> _Exercice 1_
D'après le texte sur la sous-bourgeoisie, par quelles actions devenons-nous presque tous des « petits idéologues du capitalisme » ? Donnez-les toutes.
> _Exercice 2_
Recopiez à l'identique la partie des lignes de données qui commence à la toute première ligne et se termine par la ligne contenant « 323, 678, 428] », celle-ci comprise.

> _Texte fourni_

Une classe intéressée au triomphe de la bourgeoisie

Il en va de même des nombreuses catégories que l’on pourrait, de prime abord, associer à cette classe d’encadrement capitaliste : les journalistes, par exemple, sont traversés par des différences très fortes de statuts et de revenus, bien que l’homogénéité sociale de ce groupe reste relativement importante ; les écoles de journalisme restent assez exclusives dans leur composition sociologique. Les travailleurs sociaux, mentionnés par Alain Bihr dans les années 90, sont désormais extrêmement mal payés et soumis aux mutations du secteur associatif, de plus en plus aligné avec l’ordre marchand du monde capitaliste, puisque la mise en concurrence et les logiques managériales y ont été imposées. 

La sous-bourgeoisie joue un rôle clef dans la diffusion d’un climat idéologique favorable aux intérêts de la bourgeoisie

Si, à Frustration, nous avons retenu le terme de “sous-bourgeois” pour décrire ce groupe intermédiaire, c’est pour sortir de la définition trop extensive des “classes moyennes” qui, en voulant désigner tout le monde, ne désignent plus personne. Pour combattre un système de classe, il est important de distinguer différentes fonctions et différentes responsabilités de ces fonctions dans le maintien de ce système. Car oui, dans un sens, nous sommes quasiment tous diffuseurs de l’idéologie dominante. En vivant un mode de vie salarié, en faisant nos courses, en reprenant certains termes et discours rabâchés tous les soirs à la télévision, nous devenons des petits idéologues du capitalisme. Mais ce n’est pas nous qui en sommes les responsables, les concepteurs, les producteurs clés. Et c’est vers eux qu’il faut se tourner. Mais comment les distinguer ?

Pour combattre un système de classe, il est important de distinguer différentes fonctions et différentes responsabilités de ces fonctions dans le maintien de ce système.

En 1974, le militant marxiste et intellectuel américain Harry Braverman répondait à cette question dans son livre Travail et capitalisme monopoliste : selon lui, le capitalisme génère bien des couches moyennes salariées qui sont exposées, sans être ouvrières ou sans faire un travail dit manuel, à une très forte subordination au travail et à des processus successifs de déqualification. Mais il montre bien qu’il existe une classe chargée, elle, de l’organisation du travail : “Le capital choisit une équipe de gestion pour le représenter sur place [dans les entreprises], équipe qui, le représentant, supervise et organise le travail de la classe laborieuse”. Pour Braverman, ceux qui comptent vraiment, dans cette équipe, sont ceux dont les fonctions dirigeantes leur offrent “une part du surplus produit par l’entreprise (…) destinée à les attacher au succès et aux échecs de l’entreprise et à leur donner une part des intérêts des chefs d’entreprise, même si elle est maigre”. On voit très vite, dans une entreprise, qui semble faire sien les intérêts du patron et des actionnaires, et qui travaille simplement pour gagner sa vie et retrouver les collègues ou les clients. Nos entreprises et administrations sont dominées par une clique de gens qui, parce qu’ils sont intéressés financièrement ou symboliquement (on les récompense en prestige, promesses et gratifications diverses), “se donnent à 100 %” et attendent de leurs subordonnés qu’ils en fassent de même.

> _Données de travail_
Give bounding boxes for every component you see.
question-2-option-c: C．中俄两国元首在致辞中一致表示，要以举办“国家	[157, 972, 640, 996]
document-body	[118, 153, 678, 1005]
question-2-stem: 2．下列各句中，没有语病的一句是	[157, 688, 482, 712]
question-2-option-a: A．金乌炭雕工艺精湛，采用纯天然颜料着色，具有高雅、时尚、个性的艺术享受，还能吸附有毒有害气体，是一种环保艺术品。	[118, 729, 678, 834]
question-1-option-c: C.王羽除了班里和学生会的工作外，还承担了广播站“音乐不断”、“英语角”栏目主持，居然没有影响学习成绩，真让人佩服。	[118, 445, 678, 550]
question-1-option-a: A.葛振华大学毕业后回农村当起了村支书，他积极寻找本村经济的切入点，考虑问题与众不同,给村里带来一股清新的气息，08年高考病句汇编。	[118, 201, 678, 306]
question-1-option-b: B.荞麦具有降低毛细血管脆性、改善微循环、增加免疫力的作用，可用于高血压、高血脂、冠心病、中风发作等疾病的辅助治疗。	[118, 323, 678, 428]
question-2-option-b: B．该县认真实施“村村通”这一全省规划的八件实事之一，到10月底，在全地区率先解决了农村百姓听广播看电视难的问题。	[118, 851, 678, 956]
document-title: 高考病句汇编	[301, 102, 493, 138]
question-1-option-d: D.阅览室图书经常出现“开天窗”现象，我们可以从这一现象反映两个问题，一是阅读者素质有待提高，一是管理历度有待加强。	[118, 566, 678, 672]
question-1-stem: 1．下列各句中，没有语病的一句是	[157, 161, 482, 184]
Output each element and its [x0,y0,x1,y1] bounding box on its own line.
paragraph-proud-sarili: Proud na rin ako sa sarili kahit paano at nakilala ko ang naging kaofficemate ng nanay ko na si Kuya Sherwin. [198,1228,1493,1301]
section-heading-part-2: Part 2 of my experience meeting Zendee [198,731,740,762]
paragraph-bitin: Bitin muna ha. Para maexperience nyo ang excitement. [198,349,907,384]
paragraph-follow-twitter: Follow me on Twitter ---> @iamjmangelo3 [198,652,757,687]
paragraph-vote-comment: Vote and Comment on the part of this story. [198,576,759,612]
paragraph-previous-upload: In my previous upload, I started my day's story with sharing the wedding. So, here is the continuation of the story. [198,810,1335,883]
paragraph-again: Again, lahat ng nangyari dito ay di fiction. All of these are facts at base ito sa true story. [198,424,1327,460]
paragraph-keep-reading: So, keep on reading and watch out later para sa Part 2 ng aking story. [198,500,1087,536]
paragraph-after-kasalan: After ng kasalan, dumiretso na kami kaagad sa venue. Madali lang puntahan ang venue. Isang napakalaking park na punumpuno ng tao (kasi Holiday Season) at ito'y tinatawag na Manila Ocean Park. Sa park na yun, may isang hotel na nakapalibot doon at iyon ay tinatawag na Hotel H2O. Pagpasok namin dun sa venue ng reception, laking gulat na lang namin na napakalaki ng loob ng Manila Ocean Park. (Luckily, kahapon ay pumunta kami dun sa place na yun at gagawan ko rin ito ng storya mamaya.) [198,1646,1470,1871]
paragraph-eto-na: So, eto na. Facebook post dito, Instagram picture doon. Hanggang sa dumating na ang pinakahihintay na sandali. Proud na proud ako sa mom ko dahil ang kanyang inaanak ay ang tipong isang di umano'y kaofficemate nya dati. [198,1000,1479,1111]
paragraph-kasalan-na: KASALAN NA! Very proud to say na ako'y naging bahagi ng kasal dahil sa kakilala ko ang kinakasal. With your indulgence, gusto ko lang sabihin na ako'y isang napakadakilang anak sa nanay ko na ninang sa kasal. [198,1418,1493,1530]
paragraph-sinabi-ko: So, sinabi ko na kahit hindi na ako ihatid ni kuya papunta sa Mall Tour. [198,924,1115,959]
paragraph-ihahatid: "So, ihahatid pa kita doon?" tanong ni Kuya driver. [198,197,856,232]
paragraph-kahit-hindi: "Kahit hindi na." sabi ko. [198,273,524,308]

> _Réponse complète 1_
- En vivant un mode de vie salarié
- En faisant nos courses
- En reprenant certains termes et discours rabâchés tous les soirs à la télévision

> _Réponse complète 2_
Give bounding boxes for every component you see.
question-2-option-c: C．中俄两国元首在致辞中一致表示，要以举办“国家	[157, 972, 640, 996]
document-body	[118, 153, 678, 1005]
question-2-stem: 2．下列各句中，没有语病的一句是	[157, 688, 482, 712]
question-2-option-a: A．金乌炭雕工艺精湛，采用纯天然颜料着色，具有高雅、时尚、个性的艺术享受，还能吸附有毒有害气体，是一种环保艺术品。	[118, 729, 678, 834]
question-1-option-c: C.王羽除了班里和学生会的工作外，还承担了广播站“音乐不断”、“英语角”栏目主持，居然没有影响学习成绩，真让人佩服。	[118, 445, 678, 550]
question-1-option-a: A.葛振华大学毕业后回农村当起了村支书，他积极寻找本村经济的切入点，考虑问题与众不同,给村里带来一股清新的气息，08年高考病句汇编。	[118, 201, 678, 306]
question-1-option-b: B.荞麦具有降低毛细血管脆性、改善微循环、增加免疫力的作用，可用于高血压、高血脂、冠心病、中风发作等疾病的辅助治疗。	[118, 323, 678, 428]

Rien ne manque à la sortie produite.